*Lista de tareas*.
A: En el texto sobre el juicio del collar, enumera las familias cuyos miembros, vestidos de luto, se inclinan ante los jueces en la antecámara.
B: Retoma el texto sobre el juicio del collar y continúalo a partir de su última oración.

*Texto proporcionado*.
▬▬▬▬▬▬

El asunto comienza a ser, por lo menos, enojoso para el cardenal, cuando logran por fin echar mano a los cómplices Rétaux y la «baronesa de Oliva», la modistilla, y con sus declaraciones todo queda aclarado. Pero hay un nombre que tanto la acusación como la defensa evitan celosamente pronunciar: el de la reina. Cada uno de los acusados se guarda con todo cuidado de echar sobre María Antonieta la culpa más pequeña; hasta la De la Motte -otras han de ser más tarde sus palabras- rechaza como una criminal infamación la idea de que la reina haya recibido el collar. Mas precisamente esta circunstancia de que todos ellos, como por un convenio propio, hablen de la reina con tan profundas reverencias y tan llenos de respeto, actúa en sentido contrario sobre la desconfiada opinión pública; se esparce cada vez más el rumor de que se ha dado orden de no acusar a la reina. Ya se susurra que el cardenal ha tomado magnánimamente las culpas a su cargo, y se preguntan las gentes si las cartas que ordenó quemar tan pronta y discretamente serían en realidad todas falsas. ¿No habrá, pues, alguna cosa -cierto que no se sabe qué, pero algo, algo-, en este asunto, que sea comprometedor para la reina? De nada sirve que los hechos se aclaren totalmente, precisamente porque su nombre no es pronunciado en el juicio, María Antonieta, de modo invisible, comparece también ante el tribunal.
El 31 de mayo debe por fin ser pronunciada sentencia. Desde las cinco de la mañana, una muchedumbre que no puede abarcar la vista se agolpa delante del Palacio de Justicia; la orilla izquierda del Sena no puede, ella sola, contener toda esta gente, y también el Puente Nuevo y la orilla derecha se encuentran llenos de una masa impaciente; con gran trabajo, la Policía a caballo logra mantener el orden. Ya en su camino, por las excitadas miradas y las apasionadas aclamaciones de los espectadores, comprenden los sesenta y cuatro jueces lo trascendental que es para toda Francia la sentencia que van a pronunciar; pero el aviso decisivo los espera en la antecámara de la gran sala de deliberaciones, del gran chambre. Allí, vestidos de luto, diecinueve miembros de las familias de Rohan, Soubise y Lorena están colocados en fila por donde han de pasar los jueces, y se inclinan respetuosos a su paso. Ninguno de ellos dice palabra, ninguno se adelanta. Su vestido y su actitud lo dicen todo. Y esta silenciosa súplica de que la sentencia devuelva su amenazado honor a la familia de Rohan actúa fuertemente sobre los consejeros, los cuales, en su mayoría, pertenecen también a la alta nobleza de Francia; antes de comenzar las deliberaciones saben ya que el pueblo y la nobleza, y en general todo el país, esperan la libre absolución del cardenal.

▬▬▬▬▬▬

*Datos proporcionados*.
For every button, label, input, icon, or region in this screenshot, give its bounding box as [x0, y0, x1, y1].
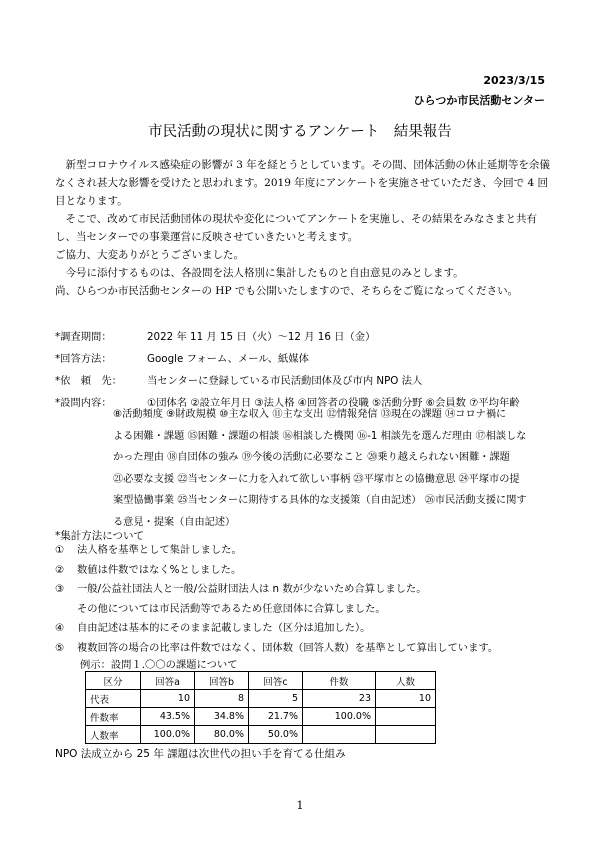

▬▬▬▬▬▬

*Tareas resueltas*.
A: Rohan, Soubise y Lorena.

B:
Sin embargo, las deliberaciones duran dieciséis horas, y los de Rohan y los millares de personas de la calle tienen que esperar diecisiete horas, desde las seis de la mañana hasta la diez de la noche, porque los jueces no ignoran que se hallan en presencia de una trascendental resolución. La sentencia de la embaucadora es pronunciada primeramente, lo mismo que la de sus cómplices; a la modistilla la dejan gustosos salir libre porque ¡es tan bonita y se dejó conducir al bosquecillo de Venus de modo tan inocente! La verdadera discusión se refiere exclusivamente al cardenal. En absolverlo, porque evidentemente ha sido engañado y no es ningún impostor, están todos de acuerdo; la diferencia de opiniones impera sólo en lo que se refiere a la forma de esta absolución, pues de ello depende una gran cuestión política. Los partidarios de la corte desean -y no sin razón- que esta absolución tenga que ir ligada con una reprensión por «culpable osadía», pues no ha sido otra cosa, por parte del cardenal, el creer que una reina de Francia podía citarse secretamente con él en un oscuro bosquecillo. Por esta falta de respeto a la persona de la reina exige el representante de la acusación que el cardenal presente humilde y públicamente sus excusas ante el gran chambre, lo mismo que la dimisión de todos sus cargos. Por el contrario, el partido adverso, el de los enemigos de la reina, desea la pura y simple suspensión del procedimiento.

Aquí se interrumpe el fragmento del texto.